## Dataset rows
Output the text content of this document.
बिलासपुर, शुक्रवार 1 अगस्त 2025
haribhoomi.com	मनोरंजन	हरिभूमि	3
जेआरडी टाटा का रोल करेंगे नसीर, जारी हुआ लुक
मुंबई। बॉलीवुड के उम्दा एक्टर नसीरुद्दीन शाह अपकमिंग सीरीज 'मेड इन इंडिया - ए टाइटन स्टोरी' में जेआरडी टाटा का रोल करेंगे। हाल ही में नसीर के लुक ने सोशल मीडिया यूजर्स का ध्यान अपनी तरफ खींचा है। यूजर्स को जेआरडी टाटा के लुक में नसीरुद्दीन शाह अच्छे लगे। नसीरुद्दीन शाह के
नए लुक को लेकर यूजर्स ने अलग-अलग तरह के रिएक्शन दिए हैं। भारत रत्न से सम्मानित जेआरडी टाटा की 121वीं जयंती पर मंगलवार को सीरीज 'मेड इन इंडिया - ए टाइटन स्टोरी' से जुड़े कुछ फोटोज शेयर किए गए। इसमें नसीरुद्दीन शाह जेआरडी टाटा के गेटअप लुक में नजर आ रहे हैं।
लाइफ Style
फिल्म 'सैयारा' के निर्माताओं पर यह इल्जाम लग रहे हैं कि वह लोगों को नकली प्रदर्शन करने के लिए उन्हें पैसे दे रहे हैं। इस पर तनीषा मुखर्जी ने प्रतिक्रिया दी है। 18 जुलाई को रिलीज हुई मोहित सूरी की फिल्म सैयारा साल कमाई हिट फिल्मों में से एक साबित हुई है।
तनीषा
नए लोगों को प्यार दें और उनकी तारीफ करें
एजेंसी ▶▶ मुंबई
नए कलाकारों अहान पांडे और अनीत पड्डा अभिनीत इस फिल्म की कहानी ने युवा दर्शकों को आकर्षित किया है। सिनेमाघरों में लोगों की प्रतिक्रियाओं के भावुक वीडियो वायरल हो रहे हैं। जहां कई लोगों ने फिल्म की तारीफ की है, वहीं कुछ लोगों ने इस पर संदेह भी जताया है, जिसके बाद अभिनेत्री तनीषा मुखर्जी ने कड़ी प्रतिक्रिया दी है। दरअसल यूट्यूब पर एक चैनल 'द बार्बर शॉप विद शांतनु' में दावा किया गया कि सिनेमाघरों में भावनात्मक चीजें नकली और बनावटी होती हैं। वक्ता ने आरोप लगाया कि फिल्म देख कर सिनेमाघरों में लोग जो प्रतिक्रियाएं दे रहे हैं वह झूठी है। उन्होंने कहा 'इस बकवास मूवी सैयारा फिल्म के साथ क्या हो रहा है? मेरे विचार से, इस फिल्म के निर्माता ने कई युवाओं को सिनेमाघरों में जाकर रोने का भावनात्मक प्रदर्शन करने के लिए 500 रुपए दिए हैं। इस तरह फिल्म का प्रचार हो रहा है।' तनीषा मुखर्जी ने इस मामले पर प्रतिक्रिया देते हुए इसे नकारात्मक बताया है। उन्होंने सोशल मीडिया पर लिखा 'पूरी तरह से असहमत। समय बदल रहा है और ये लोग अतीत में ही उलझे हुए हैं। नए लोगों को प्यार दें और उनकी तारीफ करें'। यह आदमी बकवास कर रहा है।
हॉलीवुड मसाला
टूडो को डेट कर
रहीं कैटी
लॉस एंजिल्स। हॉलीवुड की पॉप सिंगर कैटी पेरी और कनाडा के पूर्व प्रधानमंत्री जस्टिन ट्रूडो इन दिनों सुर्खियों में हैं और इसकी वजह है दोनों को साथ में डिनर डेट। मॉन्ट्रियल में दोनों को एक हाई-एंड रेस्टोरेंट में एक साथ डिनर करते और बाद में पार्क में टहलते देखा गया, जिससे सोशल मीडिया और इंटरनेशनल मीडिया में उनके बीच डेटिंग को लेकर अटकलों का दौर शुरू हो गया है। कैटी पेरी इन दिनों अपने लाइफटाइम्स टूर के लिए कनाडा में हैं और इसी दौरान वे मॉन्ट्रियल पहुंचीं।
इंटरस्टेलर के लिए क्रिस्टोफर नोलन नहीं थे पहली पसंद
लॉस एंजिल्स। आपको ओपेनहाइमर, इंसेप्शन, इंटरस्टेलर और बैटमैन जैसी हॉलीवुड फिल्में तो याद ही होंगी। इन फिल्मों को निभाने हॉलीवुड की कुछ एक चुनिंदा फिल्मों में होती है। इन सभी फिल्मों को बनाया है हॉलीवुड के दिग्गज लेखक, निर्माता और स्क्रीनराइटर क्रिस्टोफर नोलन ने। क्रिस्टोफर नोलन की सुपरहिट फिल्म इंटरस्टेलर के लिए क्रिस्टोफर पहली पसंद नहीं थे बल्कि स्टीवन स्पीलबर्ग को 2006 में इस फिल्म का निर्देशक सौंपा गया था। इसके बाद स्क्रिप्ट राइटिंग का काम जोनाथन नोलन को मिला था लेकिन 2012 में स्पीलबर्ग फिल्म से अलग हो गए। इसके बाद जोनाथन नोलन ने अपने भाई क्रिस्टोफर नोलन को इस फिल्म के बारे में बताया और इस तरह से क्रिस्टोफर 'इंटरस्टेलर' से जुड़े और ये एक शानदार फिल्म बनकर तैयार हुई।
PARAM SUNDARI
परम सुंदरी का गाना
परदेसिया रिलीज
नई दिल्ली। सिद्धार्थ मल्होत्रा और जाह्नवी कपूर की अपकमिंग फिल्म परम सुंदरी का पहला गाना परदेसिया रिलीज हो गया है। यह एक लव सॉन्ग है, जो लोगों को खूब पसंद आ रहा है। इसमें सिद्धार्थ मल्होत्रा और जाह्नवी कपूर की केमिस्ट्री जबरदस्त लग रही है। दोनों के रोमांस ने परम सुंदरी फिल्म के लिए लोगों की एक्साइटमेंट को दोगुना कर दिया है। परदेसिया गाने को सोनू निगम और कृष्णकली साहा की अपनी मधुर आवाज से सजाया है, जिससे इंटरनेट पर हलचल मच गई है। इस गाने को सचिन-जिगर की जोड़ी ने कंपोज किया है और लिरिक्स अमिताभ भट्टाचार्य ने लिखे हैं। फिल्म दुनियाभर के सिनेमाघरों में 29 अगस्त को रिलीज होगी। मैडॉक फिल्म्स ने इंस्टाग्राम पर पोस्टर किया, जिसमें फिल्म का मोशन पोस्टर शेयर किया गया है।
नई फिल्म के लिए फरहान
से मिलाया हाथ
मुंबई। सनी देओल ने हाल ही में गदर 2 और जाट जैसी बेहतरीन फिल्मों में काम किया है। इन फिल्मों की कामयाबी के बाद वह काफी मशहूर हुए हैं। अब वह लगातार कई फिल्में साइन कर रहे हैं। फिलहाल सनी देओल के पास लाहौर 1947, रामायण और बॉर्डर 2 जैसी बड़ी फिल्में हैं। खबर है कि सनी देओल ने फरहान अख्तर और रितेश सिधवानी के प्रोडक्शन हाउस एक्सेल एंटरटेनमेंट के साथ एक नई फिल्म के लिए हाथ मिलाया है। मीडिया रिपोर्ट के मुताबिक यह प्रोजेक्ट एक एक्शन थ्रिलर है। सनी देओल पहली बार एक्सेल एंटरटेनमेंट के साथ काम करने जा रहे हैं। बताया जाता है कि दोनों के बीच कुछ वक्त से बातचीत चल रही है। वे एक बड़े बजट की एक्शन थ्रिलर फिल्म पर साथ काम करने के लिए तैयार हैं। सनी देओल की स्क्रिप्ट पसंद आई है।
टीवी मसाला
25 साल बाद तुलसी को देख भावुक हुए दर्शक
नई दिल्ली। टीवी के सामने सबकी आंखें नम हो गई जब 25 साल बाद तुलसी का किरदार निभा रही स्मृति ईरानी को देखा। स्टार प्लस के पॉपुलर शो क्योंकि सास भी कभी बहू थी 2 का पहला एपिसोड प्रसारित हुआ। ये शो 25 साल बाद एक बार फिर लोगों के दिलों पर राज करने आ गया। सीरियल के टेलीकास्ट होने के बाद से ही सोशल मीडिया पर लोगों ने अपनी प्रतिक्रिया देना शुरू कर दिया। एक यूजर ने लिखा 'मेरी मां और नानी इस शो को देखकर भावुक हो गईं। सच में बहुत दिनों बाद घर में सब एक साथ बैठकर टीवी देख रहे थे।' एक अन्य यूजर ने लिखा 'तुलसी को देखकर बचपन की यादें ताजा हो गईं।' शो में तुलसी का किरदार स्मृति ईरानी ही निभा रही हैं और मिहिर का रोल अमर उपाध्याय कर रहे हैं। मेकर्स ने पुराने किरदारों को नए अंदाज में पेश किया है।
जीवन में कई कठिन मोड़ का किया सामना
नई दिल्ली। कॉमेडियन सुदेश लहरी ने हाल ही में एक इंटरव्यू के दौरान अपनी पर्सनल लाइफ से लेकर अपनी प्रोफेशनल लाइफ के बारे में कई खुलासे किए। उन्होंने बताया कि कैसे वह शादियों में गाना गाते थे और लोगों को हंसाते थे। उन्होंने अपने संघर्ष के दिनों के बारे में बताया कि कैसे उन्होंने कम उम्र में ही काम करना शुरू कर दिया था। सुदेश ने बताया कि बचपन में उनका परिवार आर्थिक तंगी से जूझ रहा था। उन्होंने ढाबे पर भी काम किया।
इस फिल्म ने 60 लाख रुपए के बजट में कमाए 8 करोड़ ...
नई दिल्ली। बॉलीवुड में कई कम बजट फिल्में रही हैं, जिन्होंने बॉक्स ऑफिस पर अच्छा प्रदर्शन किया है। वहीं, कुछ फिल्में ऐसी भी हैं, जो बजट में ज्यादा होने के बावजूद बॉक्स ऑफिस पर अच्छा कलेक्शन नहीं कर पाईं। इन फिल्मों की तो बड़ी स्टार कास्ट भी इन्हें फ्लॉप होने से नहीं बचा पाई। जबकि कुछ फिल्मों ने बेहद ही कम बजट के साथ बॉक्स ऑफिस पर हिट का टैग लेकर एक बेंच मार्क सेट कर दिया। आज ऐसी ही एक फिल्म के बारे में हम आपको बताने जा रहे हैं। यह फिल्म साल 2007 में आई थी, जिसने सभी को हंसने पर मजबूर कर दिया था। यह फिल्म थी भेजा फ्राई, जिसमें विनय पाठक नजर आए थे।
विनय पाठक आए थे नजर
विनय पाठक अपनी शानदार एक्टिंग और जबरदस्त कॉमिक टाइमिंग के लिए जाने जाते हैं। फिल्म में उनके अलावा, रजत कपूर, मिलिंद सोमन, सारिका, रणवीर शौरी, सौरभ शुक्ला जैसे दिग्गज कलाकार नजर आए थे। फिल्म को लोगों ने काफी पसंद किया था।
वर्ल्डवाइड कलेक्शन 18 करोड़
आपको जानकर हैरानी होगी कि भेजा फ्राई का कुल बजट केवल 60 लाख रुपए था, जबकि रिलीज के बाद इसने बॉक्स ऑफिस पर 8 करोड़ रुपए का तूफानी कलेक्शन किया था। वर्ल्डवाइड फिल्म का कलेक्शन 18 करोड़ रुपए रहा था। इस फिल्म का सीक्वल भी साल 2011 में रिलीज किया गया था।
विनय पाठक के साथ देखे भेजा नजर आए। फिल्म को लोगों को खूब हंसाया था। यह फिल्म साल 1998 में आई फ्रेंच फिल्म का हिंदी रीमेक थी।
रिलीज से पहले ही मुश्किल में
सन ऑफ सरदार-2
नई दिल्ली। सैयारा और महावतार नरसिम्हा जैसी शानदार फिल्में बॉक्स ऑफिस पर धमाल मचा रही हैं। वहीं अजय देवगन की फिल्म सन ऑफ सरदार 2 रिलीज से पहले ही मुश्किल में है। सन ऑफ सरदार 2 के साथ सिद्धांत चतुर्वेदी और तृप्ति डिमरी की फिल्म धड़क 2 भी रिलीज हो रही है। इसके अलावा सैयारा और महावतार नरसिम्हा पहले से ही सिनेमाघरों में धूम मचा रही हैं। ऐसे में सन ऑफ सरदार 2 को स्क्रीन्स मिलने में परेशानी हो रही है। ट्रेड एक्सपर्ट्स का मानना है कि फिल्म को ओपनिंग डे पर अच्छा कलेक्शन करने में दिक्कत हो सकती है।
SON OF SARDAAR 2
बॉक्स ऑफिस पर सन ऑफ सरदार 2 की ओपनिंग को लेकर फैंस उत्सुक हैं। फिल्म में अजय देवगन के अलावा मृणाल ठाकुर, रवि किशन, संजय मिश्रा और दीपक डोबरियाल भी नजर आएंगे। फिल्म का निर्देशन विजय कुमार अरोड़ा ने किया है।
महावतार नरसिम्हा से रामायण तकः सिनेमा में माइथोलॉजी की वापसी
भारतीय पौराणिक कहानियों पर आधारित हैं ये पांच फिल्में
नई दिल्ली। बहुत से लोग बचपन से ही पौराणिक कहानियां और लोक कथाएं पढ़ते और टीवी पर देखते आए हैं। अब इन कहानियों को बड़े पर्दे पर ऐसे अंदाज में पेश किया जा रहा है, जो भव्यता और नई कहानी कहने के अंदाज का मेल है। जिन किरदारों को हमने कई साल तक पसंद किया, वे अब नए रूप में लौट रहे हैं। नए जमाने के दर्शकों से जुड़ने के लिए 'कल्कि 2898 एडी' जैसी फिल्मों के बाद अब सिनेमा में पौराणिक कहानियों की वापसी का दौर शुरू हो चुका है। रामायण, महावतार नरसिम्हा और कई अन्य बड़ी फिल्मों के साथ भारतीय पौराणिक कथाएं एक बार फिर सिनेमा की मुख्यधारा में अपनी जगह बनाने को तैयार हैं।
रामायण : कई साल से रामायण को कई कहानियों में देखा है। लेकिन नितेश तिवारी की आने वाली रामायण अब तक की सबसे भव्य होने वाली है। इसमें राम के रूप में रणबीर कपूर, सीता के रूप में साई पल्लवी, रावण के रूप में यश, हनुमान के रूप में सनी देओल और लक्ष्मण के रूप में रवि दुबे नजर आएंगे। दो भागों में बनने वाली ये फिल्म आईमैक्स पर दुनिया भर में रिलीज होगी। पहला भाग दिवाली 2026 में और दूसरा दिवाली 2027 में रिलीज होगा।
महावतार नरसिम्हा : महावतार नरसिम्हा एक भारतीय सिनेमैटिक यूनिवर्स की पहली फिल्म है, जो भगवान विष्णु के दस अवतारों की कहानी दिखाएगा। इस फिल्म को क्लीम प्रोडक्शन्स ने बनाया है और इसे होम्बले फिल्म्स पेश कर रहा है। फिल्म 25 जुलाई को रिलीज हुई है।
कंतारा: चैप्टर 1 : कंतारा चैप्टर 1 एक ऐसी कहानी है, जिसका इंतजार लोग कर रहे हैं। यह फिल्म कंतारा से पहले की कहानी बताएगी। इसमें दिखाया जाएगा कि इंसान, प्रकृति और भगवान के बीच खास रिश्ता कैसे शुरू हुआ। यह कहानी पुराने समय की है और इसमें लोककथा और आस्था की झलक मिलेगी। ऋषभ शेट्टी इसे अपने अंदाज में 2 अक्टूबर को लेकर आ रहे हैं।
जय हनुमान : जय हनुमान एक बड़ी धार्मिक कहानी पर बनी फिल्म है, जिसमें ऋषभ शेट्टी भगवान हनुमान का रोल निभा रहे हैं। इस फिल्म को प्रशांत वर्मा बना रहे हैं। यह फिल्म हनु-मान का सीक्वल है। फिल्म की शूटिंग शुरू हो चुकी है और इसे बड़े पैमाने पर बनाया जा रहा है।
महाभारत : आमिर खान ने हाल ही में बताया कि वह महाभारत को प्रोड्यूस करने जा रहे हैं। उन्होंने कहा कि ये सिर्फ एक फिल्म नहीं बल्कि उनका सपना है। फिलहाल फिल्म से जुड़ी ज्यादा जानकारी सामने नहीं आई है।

## Written instruction
Every line that holds the word "अपकम" counts once; state the total number of such lines and nothing else.

## Correct output
2